> **Saved entries**:

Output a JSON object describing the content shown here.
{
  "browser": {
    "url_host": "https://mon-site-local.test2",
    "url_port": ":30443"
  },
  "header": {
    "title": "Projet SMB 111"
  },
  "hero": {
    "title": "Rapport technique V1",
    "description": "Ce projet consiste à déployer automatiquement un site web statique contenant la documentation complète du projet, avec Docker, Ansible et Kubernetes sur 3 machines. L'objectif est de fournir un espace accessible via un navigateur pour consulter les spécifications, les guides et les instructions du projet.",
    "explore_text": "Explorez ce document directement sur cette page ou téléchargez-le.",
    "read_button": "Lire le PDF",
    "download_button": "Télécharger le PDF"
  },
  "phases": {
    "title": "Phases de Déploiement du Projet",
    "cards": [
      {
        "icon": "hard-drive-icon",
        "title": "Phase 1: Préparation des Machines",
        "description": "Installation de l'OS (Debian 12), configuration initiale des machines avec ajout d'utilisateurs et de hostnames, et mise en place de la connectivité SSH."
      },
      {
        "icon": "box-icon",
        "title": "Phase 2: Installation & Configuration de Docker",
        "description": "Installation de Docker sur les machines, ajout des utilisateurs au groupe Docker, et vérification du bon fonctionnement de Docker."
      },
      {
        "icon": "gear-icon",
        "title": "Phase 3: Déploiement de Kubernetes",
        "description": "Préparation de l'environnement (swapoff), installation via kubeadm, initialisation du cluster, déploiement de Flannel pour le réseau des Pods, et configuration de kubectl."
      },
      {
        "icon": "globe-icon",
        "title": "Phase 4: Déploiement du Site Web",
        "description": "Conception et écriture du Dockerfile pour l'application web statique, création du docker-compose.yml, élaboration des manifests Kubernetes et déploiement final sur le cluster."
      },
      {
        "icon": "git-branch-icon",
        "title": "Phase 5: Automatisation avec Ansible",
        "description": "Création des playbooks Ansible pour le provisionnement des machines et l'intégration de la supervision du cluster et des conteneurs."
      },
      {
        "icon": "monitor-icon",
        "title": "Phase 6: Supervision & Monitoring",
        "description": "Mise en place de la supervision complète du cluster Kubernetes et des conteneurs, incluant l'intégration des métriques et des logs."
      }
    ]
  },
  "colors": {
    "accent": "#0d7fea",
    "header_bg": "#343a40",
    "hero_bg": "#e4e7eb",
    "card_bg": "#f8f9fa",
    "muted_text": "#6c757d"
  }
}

--

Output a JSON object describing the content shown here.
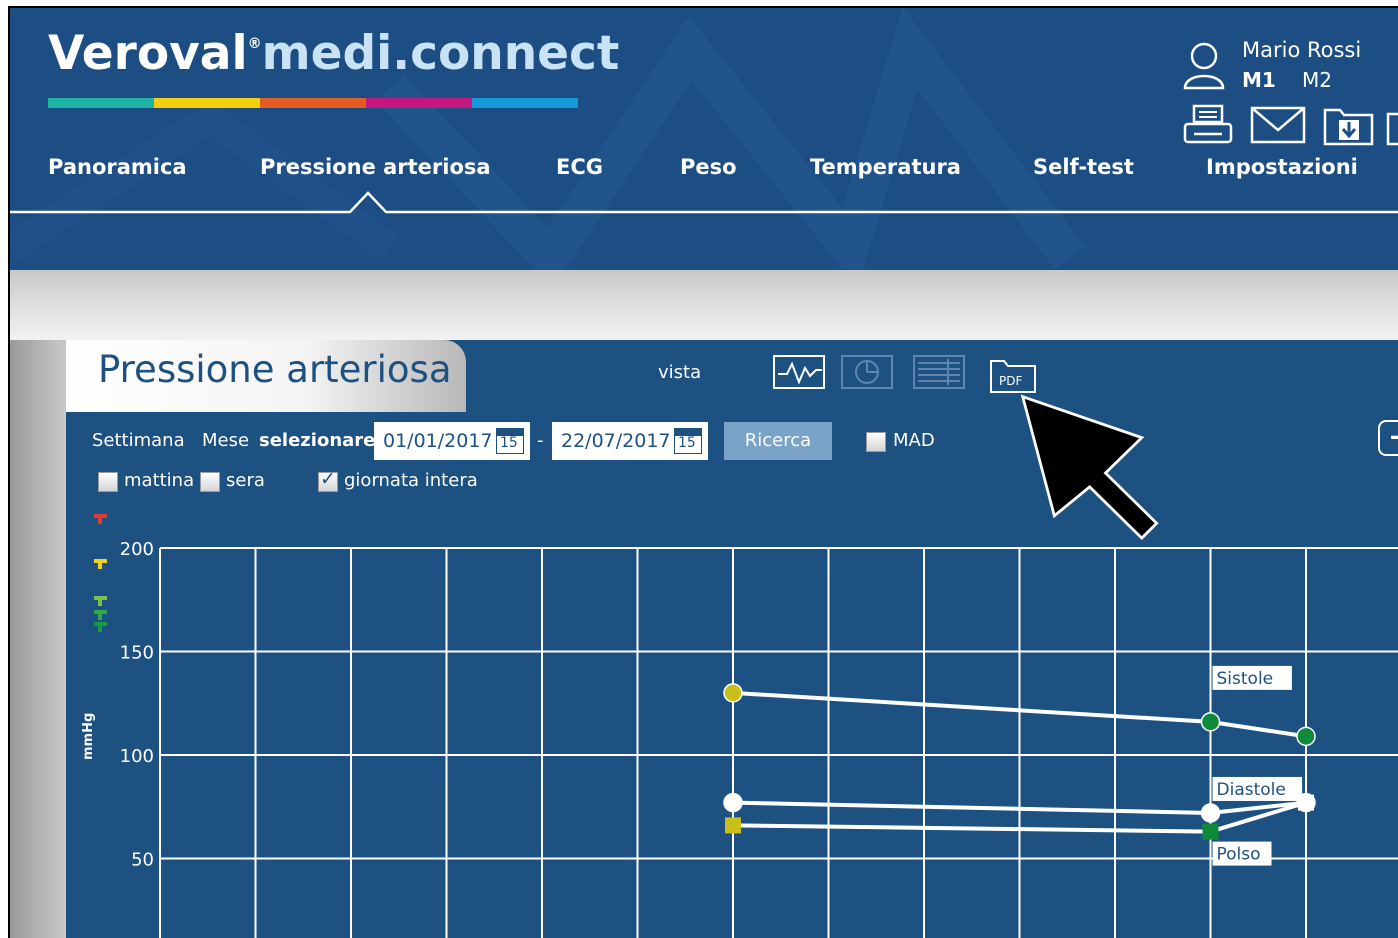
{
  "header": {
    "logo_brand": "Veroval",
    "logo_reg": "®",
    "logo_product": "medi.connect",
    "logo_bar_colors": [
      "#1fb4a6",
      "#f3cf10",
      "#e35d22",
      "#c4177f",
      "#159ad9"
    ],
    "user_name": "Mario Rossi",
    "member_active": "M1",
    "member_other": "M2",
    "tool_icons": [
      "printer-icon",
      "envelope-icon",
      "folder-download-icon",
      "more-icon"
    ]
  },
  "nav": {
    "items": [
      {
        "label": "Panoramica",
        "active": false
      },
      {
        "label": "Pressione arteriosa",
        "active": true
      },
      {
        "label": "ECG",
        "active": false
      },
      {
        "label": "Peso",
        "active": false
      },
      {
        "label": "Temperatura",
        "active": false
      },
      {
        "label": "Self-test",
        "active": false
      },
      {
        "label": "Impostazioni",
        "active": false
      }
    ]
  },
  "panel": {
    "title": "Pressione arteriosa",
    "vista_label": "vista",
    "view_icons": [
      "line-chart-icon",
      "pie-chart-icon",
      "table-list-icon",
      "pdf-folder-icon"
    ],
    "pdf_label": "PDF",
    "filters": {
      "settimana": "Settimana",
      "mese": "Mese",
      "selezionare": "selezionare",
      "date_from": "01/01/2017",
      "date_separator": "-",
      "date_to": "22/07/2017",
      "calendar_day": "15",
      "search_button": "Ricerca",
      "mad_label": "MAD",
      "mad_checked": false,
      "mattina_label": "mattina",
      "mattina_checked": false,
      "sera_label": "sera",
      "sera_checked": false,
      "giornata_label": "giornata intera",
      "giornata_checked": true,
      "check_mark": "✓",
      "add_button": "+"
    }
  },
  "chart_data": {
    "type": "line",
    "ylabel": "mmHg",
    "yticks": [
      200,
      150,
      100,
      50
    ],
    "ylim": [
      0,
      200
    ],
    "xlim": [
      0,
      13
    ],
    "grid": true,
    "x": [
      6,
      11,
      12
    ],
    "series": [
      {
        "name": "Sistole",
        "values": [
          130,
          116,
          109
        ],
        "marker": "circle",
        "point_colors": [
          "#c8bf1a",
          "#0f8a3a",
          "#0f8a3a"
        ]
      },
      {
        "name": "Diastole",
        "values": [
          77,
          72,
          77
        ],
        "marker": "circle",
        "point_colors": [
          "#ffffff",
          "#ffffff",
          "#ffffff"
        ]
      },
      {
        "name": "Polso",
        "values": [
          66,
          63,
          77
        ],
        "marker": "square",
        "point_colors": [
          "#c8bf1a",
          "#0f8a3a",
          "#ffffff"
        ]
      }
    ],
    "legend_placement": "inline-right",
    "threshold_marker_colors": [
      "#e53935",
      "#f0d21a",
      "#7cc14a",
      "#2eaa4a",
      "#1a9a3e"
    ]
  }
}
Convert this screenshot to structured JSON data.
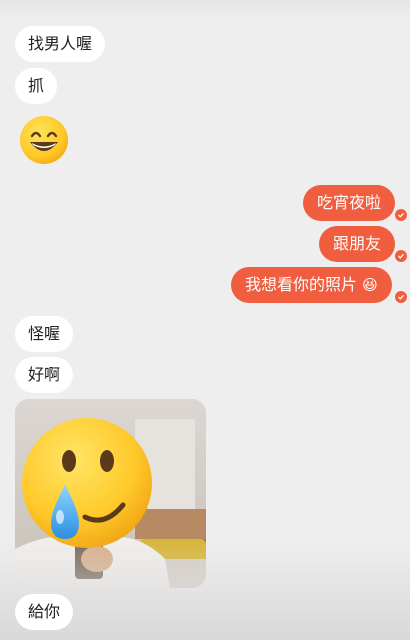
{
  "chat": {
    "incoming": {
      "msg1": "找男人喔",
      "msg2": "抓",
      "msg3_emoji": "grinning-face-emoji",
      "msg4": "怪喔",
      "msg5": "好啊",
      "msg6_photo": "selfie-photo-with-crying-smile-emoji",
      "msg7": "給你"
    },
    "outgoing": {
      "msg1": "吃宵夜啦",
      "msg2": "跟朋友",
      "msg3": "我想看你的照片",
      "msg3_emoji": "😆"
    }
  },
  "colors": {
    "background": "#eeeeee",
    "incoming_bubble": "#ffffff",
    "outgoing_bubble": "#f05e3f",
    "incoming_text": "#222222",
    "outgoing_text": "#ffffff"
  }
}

* * *

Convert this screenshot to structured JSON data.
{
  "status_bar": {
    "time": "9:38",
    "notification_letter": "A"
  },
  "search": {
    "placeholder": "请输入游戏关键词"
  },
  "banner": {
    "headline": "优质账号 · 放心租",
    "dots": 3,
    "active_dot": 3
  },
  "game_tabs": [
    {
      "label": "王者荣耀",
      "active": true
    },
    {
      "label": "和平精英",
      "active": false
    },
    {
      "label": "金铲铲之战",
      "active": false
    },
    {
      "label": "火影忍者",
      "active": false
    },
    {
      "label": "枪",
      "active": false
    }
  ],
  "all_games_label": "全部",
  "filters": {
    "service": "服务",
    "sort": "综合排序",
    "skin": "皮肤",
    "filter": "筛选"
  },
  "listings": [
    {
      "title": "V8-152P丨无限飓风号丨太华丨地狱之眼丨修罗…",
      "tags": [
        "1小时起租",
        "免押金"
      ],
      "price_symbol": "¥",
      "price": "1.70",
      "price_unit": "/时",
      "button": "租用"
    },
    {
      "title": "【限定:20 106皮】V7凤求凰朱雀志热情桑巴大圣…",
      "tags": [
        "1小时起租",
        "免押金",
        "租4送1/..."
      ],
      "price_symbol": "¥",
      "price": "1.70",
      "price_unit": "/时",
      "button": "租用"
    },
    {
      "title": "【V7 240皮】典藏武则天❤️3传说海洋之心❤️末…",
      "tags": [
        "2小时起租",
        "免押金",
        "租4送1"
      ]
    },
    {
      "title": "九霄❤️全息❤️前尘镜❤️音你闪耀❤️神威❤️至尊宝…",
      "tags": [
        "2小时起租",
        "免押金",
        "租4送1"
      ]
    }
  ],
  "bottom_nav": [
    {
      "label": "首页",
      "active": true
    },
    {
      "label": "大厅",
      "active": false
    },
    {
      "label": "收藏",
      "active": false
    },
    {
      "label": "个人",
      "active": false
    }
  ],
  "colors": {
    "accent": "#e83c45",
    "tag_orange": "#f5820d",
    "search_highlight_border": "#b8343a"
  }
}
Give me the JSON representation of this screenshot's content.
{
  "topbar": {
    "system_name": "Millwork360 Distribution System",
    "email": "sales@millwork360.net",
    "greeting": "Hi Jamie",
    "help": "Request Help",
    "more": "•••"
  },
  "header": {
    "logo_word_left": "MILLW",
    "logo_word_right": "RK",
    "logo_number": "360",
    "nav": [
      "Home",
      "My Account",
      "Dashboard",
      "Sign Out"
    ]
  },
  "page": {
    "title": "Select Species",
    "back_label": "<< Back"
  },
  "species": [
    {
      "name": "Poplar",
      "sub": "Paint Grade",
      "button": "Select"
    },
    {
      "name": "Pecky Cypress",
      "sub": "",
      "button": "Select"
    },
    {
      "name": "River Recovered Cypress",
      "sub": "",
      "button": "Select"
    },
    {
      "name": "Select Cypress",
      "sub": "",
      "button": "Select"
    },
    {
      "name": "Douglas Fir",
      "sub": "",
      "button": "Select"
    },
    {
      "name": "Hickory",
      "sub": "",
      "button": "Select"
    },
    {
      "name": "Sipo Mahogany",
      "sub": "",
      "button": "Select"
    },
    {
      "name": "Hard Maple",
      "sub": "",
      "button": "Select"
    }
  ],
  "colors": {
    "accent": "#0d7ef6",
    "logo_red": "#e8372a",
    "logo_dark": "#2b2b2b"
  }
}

> **Short task**:
Please list every line of the records that contains "accent".

> **Answer to the task**:
    "accent": "#0d7fea",
    "accent": "#e83c45",
    "accent": "#0d7ef6",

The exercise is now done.